Seek out every line containing the word "name", and copy each.

(Entries from a visual dataset)
- - - - -
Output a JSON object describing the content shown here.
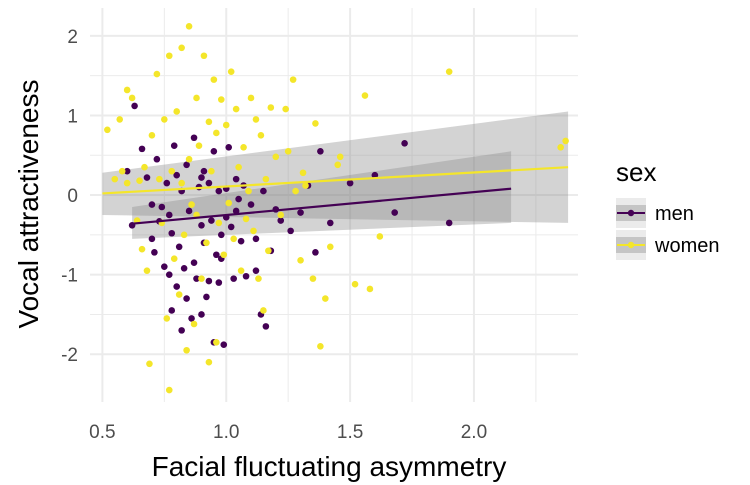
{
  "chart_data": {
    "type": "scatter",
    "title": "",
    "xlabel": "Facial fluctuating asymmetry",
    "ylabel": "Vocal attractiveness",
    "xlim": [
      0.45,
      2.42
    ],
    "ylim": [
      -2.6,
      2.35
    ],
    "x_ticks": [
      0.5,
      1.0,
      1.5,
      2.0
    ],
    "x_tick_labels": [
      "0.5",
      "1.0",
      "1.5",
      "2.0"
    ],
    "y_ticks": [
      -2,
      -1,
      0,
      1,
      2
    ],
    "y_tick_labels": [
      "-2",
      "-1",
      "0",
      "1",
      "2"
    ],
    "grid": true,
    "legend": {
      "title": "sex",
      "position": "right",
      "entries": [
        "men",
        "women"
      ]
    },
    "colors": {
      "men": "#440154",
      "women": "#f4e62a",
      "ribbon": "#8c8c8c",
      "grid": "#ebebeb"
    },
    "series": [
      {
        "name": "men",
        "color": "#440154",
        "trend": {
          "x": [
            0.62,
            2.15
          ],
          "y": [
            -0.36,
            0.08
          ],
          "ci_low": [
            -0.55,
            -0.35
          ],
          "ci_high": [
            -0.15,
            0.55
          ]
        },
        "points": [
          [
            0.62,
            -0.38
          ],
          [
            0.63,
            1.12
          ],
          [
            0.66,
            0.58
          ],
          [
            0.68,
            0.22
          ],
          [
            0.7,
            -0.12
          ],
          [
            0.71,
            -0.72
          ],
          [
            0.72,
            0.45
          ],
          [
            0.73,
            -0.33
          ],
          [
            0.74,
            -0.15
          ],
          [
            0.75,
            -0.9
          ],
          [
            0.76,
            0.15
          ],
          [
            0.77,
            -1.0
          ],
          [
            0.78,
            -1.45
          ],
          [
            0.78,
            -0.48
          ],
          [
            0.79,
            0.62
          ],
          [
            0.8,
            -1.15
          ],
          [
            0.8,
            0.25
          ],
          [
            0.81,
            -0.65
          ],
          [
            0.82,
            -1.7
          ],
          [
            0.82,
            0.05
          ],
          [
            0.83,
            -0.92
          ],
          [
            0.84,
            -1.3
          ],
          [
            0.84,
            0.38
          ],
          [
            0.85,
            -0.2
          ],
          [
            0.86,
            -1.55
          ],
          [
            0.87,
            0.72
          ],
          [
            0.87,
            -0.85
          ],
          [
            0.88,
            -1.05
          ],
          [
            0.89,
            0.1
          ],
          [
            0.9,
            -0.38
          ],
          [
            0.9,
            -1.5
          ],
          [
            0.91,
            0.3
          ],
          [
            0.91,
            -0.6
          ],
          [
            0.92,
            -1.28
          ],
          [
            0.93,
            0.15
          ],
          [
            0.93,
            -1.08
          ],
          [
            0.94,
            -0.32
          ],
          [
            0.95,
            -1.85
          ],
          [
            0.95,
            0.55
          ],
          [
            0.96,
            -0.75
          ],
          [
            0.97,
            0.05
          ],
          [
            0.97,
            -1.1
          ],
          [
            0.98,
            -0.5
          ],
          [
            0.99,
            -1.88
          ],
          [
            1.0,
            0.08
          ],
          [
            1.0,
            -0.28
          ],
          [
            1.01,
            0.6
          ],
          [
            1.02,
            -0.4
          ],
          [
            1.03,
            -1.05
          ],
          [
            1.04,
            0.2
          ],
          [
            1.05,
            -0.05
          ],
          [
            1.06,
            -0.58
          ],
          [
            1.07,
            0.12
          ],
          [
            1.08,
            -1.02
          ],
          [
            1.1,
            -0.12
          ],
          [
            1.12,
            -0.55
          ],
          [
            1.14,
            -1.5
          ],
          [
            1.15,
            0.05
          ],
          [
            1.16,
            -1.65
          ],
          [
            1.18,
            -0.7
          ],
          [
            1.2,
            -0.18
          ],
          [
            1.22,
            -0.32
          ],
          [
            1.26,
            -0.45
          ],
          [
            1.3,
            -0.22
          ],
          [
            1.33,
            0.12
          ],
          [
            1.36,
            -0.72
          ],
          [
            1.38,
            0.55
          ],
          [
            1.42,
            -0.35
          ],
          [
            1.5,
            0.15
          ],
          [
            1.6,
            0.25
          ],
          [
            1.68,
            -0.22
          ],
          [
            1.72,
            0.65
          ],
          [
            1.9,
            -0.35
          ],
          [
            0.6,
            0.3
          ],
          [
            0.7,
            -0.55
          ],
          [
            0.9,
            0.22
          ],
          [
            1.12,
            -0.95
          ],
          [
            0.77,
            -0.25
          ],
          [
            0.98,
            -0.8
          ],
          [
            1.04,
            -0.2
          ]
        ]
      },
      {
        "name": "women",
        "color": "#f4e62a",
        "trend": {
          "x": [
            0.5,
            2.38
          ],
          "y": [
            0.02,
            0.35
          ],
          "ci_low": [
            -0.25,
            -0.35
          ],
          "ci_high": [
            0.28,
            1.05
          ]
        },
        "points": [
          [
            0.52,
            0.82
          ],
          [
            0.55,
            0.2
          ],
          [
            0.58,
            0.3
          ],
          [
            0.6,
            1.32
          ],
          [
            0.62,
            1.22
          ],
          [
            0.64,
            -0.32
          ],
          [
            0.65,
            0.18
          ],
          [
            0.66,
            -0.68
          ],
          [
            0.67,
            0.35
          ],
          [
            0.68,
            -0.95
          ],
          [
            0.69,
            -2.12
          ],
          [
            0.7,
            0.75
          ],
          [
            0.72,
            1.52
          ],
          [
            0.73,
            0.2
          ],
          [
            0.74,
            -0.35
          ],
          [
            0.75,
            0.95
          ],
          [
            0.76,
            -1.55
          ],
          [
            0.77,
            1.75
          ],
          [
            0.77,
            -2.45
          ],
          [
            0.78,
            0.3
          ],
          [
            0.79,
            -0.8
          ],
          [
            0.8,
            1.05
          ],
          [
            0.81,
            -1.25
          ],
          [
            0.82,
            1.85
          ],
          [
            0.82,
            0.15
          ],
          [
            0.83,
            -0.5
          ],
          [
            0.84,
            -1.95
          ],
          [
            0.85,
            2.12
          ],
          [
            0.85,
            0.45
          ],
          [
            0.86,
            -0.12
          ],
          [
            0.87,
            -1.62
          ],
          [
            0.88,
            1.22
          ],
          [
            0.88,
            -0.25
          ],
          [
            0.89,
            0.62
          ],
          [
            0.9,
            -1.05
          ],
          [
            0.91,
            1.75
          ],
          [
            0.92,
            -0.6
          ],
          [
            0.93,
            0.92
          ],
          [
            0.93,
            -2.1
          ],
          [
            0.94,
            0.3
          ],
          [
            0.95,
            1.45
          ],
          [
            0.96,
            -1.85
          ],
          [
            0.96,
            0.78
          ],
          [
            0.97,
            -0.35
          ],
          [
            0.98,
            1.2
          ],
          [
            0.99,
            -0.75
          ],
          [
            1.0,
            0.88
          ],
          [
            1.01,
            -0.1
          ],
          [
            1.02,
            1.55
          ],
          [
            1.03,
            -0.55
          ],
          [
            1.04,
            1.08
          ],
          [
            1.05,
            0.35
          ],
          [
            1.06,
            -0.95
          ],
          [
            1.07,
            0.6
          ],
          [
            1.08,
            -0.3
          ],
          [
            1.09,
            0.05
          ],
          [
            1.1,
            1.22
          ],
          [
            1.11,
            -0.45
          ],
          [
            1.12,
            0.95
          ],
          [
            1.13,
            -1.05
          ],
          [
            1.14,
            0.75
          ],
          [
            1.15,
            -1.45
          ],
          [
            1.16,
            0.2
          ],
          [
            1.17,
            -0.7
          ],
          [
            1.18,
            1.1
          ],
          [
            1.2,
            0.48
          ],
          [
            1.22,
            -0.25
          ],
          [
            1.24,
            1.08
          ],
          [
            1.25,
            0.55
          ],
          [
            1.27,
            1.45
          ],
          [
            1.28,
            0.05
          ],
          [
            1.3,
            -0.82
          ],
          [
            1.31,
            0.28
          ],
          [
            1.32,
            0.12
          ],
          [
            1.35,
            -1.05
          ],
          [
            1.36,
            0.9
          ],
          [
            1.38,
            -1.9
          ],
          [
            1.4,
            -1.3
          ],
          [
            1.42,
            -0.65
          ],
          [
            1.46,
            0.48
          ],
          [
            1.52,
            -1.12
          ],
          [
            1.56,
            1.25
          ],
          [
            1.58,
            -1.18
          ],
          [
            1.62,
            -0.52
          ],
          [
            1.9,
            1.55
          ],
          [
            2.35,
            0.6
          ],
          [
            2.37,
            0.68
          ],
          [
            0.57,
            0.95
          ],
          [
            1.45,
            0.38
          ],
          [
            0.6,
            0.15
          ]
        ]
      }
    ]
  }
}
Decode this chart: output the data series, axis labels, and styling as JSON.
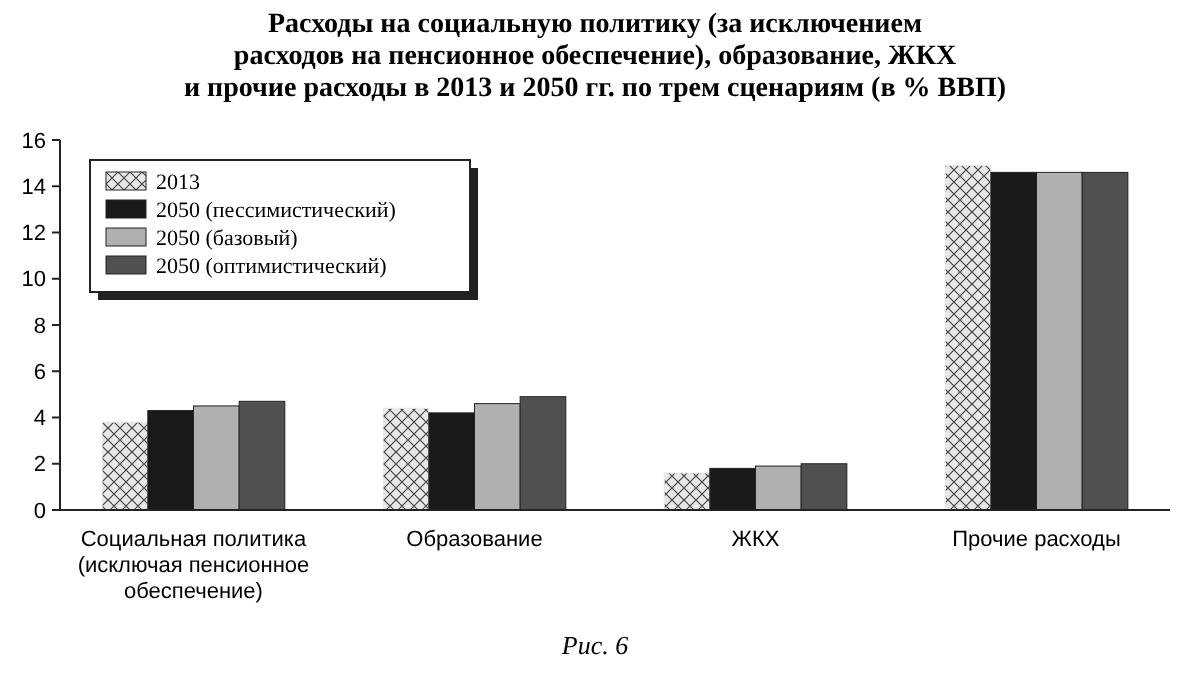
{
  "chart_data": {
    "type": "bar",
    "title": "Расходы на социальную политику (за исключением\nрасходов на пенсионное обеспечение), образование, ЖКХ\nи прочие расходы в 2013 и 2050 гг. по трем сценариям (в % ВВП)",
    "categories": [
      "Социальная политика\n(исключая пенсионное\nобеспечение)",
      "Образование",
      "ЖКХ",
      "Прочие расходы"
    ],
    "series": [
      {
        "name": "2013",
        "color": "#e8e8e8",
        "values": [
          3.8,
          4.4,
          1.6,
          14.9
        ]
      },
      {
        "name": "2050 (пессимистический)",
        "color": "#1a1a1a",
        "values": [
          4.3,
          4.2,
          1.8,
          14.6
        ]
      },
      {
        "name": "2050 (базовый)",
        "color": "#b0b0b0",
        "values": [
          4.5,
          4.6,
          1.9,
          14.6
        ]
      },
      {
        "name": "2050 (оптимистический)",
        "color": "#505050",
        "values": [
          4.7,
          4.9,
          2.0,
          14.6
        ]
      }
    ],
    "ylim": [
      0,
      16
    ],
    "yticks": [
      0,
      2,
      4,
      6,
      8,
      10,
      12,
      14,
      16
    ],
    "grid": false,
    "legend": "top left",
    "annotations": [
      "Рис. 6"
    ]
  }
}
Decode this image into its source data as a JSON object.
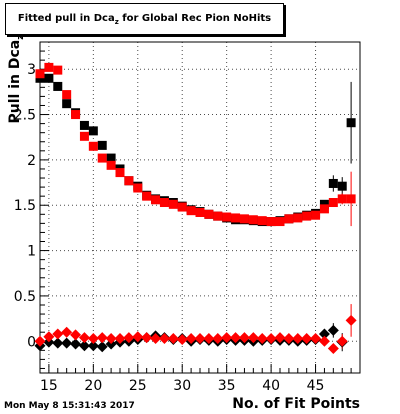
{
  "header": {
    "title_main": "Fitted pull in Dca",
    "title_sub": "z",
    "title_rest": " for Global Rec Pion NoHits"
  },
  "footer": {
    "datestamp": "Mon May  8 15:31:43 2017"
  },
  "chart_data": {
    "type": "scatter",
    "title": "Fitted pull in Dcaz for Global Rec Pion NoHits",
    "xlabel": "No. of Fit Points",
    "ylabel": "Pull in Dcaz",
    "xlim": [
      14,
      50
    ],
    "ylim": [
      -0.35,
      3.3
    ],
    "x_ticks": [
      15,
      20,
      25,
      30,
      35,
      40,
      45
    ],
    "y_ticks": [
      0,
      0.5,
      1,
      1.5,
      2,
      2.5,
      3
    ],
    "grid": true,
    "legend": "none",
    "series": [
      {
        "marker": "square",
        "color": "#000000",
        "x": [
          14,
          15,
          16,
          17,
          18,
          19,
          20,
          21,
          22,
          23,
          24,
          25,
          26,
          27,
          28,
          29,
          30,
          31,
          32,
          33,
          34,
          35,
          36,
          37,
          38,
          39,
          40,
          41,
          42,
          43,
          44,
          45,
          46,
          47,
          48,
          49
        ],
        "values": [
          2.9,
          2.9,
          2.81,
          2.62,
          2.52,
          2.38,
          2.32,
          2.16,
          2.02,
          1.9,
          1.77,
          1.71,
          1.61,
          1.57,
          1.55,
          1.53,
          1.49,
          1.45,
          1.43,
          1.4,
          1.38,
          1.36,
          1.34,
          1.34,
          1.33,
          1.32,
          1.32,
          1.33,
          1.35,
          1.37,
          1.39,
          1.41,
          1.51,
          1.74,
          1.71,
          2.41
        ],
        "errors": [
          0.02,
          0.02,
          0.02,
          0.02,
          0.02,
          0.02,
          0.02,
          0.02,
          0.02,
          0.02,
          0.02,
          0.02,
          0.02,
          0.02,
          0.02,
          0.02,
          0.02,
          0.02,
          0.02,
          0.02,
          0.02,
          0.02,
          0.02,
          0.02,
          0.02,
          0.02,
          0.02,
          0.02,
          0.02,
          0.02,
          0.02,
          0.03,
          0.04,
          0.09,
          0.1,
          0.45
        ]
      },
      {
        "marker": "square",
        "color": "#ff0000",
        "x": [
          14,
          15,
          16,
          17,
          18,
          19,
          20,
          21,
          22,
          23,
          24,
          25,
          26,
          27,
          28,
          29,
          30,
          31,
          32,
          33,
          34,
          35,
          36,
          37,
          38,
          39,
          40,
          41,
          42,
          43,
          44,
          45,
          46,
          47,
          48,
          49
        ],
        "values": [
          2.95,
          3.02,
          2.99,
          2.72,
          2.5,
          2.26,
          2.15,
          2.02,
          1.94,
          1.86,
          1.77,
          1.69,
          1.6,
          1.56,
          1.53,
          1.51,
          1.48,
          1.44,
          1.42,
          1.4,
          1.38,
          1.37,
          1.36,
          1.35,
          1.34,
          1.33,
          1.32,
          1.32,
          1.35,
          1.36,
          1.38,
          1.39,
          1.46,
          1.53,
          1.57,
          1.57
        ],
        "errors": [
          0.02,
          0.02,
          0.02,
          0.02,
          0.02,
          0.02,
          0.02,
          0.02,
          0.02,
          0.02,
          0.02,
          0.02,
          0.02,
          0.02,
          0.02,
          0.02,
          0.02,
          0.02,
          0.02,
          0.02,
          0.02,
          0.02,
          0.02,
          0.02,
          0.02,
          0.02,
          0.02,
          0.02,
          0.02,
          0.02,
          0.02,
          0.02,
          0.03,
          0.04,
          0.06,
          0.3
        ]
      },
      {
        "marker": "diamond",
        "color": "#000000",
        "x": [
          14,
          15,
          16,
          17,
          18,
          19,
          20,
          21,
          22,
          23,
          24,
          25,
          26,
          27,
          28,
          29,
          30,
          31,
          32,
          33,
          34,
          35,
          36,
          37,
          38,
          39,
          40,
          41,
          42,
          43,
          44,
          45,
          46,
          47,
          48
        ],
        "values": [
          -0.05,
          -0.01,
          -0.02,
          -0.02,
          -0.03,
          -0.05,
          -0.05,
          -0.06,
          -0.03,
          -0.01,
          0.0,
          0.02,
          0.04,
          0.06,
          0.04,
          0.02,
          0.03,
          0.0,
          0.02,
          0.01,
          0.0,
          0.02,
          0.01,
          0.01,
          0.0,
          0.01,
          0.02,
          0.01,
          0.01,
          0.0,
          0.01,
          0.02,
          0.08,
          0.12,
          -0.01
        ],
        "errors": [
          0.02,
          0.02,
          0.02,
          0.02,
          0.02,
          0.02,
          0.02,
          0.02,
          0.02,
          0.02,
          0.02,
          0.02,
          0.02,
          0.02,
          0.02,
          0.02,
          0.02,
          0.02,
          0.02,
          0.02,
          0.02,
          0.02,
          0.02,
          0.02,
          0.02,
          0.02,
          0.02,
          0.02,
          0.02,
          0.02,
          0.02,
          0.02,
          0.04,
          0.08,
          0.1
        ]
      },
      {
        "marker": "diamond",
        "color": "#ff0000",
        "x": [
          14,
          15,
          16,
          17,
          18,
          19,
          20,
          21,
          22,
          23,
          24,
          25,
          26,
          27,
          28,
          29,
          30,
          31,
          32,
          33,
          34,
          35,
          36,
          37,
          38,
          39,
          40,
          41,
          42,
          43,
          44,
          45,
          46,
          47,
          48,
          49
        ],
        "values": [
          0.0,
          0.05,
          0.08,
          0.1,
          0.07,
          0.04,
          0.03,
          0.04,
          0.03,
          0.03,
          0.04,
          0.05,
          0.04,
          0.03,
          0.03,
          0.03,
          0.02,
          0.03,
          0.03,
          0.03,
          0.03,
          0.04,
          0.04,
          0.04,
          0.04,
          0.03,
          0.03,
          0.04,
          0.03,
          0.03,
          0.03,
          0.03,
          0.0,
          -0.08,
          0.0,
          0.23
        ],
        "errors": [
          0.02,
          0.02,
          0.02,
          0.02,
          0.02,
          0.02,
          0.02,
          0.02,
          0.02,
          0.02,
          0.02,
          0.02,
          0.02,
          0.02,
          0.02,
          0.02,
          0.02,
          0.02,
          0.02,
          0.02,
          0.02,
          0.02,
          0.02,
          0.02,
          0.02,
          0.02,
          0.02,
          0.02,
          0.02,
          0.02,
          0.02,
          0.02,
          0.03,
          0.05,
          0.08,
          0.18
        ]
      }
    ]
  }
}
- - - - -
■ **Output**:
        "name": "men",
        "name": "women",
        "name": "2013",
        "name": "2050 (пессимистический)",
        "name": "2050 (базовый)",
        "name": "2050 (оптимистический)",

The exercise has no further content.